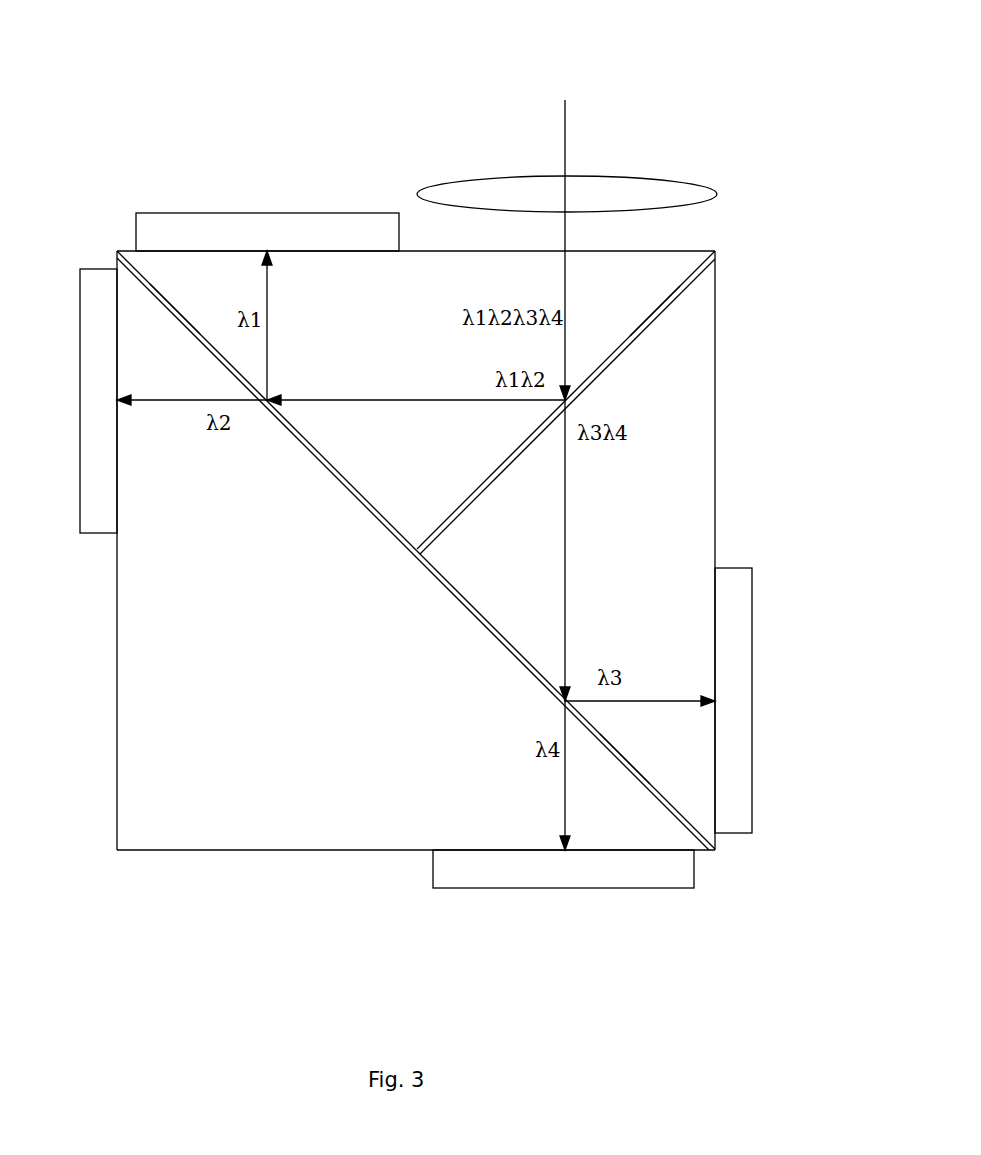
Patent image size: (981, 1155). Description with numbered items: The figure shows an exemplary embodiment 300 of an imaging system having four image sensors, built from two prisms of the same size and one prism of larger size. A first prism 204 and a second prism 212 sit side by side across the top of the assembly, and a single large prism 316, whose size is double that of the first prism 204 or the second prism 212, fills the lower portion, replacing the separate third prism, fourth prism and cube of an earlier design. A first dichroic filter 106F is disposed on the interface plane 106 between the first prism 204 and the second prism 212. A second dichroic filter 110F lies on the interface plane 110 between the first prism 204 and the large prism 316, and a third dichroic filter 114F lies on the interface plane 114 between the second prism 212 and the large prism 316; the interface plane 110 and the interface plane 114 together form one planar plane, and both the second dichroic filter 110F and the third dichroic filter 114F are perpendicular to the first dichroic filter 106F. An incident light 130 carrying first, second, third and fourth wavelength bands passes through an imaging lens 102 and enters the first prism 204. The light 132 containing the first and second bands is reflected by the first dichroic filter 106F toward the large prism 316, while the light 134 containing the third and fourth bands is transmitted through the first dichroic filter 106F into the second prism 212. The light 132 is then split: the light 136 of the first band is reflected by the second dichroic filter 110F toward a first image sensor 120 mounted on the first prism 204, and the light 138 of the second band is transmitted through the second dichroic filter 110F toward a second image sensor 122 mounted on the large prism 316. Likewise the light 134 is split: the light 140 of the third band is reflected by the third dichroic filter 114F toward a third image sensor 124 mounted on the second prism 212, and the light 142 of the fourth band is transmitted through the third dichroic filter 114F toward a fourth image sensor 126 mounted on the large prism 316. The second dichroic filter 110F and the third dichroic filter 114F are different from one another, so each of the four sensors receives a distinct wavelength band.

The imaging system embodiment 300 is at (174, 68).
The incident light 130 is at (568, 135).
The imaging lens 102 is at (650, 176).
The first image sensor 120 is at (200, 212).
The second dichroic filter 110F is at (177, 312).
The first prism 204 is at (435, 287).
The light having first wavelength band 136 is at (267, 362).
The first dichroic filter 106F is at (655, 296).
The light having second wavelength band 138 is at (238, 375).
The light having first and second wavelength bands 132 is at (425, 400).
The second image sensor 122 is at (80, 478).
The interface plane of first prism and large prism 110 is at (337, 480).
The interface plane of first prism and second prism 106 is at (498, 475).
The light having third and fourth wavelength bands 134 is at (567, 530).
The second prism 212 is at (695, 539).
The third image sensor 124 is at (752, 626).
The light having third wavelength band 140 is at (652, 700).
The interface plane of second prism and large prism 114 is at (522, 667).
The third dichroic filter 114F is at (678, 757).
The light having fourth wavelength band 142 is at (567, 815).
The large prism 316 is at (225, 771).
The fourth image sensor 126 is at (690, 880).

==

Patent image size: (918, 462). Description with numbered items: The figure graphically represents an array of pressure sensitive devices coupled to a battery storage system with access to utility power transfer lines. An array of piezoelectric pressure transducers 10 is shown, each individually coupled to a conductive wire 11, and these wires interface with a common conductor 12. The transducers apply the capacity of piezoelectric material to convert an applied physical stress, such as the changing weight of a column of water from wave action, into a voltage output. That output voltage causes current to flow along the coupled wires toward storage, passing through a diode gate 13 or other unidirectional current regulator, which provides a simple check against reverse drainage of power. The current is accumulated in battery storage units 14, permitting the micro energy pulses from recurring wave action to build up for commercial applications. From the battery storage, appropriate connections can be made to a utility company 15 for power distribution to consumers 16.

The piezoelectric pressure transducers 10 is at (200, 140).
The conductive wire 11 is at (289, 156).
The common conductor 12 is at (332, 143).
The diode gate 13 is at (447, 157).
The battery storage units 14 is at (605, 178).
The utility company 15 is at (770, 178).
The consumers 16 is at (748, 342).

What to work on
Output the material from the line containing "Patent image size: (918, 462)." through the line containing "The common conductor 12 is at (332, 143)." as a Markdown table with the columns Row and Line, numbering each row and leaving out blank lines.

Reply
| Row | Line |
|---|---|
| 1 | Patent image size: (918, 462). Description with numbered items: The figure graphically represents an array of pressure sensitive devices coupled to a battery storage system with access to utility power transfer lines. An array of piezoelectric pressure transducers 10 is shown, each individually coupled to a conductive wire 11, and these wires interface with a common conductor 12. The transducers apply the capacity of piezoelectric material to convert an applied physical stress, such as the changing weight of a column of water from wave action, into a voltage output. That output voltage causes current to flow along the coupled wires toward storage, passing through a diode gate 13 or other unidirectional current regulator, which provides a simple check against reverse drainage of power. The current is accumulated in battery storage units 14, permitting the micro energy pulses from recurring wave action to build up for commercial applications. From the battery storage, appropriate connections can be made to a utility company 15 for power distribution to consumers 16. |
| 2 | The piezoelectric pressure transducers 10 is at (200, 140). |
| 3 | The conductive wire 11 is at (289, 156). |
| 4 | The common conductor 12 is at (332, 143). |